_THE RECORDS:_
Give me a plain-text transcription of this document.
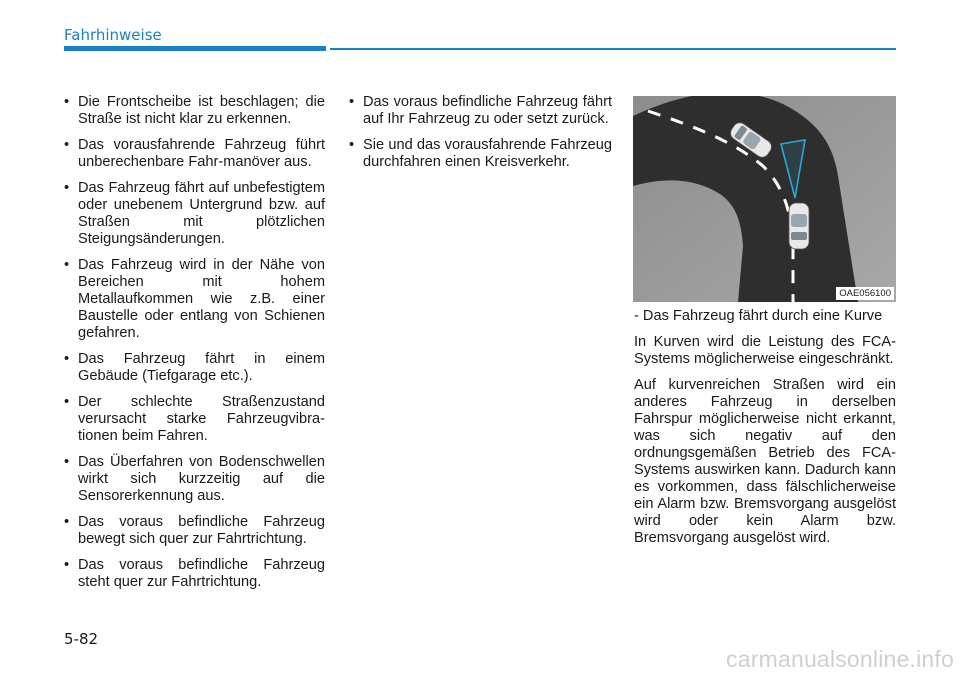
Fahrhinweise
• Die Frontscheibe ist beschlagen; die Straße ist nicht klar zu erkennen.
• Das vorausfahrende Fahrzeug führt unberechenbare Fahr-manöver aus.
• Das Fahrzeug fährt auf unbefestigtem oder unebenem Untergrund bzw. auf Straßen mit plötzlichen Steigungsänderungen.
• Das Fahrzeug wird in der Nähe von Bereichen mit hohem Metallaufkommen wie z.B. einer Baustelle oder entlang von Schienen gefahren.
• Das Fahrzeug fährt in einem Gebäude (Tiefgarage etc.).
• Der schlechte Straßenzustand verursacht starke Fahrzeugvibra-tionen beim Fahren.
• Das Überfahren von Bodenschwellen wirkt sich kurzzeitig auf die Sensorerkennung aus.
• Das voraus befindliche Fahrzeug bewegt sich quer zur Fahrtrichtung.
• Das voraus befindliche Fahrzeug steht quer zur Fahrtrichtung.
• Das voraus befindliche Fahrzeug fährt auf Ihr Fahrzeug zu oder setzt zurück.
• Sie und das vorausfahrende Fahrzeug durchfahren einen Kreisverkehr.
OAE056100

- Das Fahrzeug fährt durch eine Kurve

In Kurven wird die Leistung des FCA-Systems möglicherweise eingeschränkt.

Auf kurvenreichen Straßen wird ein anderes Fahrzeug in derselben Fahrspur möglicherweise nicht erkannt, was sich negativ auf den ordnungsgemäßen Betrieb des FCA-Systems auswirken kann. Dadurch kann es vorkommen, dass fälschlicherweise ein Alarm bzw. Bremsvorgang ausgelöst wird oder kein Alarm bzw. Bremsvorgang ausgelöst wird.

5-82
carmanualsonline.info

_REQUIRED WORK:_ Where a line contains "fährt", copy that line.

_SOLUTION:_
• Das Fahrzeug fährt auf unbefestigtem oder unebenem Untergrund bzw. auf Straßen mit plötzlichen Steigungsänderungen.
• Das Fahrzeug fährt in einem Gebäude (Tiefgarage etc.).
• Das voraus befindliche Fahrzeug fährt auf Ihr Fahrzeug zu oder setzt zurück.
- Das Fahrzeug fährt durch eine Kurve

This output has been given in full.